* Direction: Look through the data and write out every line with the word "depths" in it.

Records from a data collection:

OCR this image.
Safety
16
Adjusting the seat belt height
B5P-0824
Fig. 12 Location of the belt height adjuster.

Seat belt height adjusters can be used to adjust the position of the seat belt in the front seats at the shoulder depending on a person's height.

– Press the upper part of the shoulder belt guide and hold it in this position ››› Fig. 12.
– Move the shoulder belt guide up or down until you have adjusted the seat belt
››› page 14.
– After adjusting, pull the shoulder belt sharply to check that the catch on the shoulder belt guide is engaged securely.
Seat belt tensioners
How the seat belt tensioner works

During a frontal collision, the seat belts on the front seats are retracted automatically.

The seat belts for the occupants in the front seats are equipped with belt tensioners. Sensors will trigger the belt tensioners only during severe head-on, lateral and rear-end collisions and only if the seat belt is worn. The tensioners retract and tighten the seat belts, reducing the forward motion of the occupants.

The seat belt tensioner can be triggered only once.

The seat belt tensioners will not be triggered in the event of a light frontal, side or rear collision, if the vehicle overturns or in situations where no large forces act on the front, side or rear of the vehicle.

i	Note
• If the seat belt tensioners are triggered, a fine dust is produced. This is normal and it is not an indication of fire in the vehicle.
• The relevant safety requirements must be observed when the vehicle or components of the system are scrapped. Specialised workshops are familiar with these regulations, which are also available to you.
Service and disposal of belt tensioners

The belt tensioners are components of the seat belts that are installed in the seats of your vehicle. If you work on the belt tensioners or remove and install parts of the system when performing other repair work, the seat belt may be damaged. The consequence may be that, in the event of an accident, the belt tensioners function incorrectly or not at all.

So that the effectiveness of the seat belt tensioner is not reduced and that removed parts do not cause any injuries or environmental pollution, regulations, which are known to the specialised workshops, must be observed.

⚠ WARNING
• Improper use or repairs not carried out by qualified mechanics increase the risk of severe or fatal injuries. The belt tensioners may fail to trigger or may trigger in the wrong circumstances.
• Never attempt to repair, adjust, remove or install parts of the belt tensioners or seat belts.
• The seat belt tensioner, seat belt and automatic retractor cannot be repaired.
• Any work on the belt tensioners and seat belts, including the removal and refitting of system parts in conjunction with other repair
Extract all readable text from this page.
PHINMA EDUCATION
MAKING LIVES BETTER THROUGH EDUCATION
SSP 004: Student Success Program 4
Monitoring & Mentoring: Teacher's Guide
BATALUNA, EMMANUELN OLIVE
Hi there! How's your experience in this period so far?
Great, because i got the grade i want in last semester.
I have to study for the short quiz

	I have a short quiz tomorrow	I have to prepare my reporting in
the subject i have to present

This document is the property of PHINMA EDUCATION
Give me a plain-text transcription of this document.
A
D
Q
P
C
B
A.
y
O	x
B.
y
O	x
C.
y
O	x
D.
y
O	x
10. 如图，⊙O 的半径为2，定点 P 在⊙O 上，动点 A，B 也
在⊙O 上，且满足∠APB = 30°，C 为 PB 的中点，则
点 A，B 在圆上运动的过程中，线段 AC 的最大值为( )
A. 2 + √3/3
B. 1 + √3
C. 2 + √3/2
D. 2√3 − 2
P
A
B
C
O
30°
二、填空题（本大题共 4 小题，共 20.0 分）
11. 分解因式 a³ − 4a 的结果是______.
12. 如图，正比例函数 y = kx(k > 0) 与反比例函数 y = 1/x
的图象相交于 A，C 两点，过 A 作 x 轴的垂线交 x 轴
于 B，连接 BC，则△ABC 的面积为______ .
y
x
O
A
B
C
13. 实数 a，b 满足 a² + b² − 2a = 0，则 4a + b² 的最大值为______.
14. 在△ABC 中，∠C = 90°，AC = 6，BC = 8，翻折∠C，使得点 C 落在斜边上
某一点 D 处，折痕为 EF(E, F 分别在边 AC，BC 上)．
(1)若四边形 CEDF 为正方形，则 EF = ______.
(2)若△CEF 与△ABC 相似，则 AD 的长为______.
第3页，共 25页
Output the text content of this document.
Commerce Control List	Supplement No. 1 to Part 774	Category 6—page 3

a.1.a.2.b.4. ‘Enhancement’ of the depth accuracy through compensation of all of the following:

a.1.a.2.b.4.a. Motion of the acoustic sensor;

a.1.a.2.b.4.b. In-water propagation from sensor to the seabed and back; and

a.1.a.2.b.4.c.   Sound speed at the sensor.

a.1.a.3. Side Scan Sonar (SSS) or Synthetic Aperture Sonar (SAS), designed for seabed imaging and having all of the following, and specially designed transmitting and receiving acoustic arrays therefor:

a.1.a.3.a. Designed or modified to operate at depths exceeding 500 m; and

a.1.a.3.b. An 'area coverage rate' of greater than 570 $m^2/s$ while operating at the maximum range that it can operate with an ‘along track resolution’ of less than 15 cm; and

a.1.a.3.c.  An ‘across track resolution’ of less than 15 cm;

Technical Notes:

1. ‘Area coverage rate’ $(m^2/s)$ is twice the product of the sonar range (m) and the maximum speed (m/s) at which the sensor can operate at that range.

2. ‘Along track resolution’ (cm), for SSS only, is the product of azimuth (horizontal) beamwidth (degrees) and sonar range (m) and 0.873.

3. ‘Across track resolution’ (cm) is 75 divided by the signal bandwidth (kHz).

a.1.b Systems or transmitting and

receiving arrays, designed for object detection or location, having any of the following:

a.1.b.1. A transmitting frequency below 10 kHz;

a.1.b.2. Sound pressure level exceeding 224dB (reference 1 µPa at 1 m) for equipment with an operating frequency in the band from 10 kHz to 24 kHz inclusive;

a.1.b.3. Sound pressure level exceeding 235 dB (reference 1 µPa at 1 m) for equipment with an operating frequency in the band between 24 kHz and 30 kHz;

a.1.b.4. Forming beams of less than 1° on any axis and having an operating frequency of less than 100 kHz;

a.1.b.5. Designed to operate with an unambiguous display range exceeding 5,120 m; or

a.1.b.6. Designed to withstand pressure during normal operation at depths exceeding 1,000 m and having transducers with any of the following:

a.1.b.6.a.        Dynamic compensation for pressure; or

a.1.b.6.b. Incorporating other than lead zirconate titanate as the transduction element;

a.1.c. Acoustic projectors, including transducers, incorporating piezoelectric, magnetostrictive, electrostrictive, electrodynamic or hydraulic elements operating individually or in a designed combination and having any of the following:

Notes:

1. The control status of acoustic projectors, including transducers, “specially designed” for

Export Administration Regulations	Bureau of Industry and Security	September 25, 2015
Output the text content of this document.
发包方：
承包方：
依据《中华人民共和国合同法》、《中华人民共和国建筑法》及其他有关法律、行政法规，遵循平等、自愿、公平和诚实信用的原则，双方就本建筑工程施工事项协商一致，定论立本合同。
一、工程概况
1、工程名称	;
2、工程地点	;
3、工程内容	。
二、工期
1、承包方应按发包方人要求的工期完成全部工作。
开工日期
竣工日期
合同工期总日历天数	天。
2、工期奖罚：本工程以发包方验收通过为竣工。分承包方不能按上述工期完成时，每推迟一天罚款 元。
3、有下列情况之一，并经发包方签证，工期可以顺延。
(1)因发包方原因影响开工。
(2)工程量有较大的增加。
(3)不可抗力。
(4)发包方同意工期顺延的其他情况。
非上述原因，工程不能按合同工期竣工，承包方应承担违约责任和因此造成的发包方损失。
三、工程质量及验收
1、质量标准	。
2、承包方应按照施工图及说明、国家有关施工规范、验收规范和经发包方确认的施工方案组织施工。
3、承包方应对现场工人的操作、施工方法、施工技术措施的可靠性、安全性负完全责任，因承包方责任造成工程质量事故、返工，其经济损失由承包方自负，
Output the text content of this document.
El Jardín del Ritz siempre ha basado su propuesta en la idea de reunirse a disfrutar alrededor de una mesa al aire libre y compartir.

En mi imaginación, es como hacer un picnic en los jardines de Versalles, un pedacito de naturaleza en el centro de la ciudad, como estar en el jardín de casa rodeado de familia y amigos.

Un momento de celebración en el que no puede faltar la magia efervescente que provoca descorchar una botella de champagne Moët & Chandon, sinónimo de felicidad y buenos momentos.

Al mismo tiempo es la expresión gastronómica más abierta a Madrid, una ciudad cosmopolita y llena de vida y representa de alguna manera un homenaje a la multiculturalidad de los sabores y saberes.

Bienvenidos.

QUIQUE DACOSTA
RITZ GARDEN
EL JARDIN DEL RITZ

* Task answer:
a.1.a.3.a. Designed or modified to operate at depths exceeding 500 m; and
a.1.b.6. Designed to withstand pressure during normal operation at depths exceeding 1,000 m and having transducers with any of the following:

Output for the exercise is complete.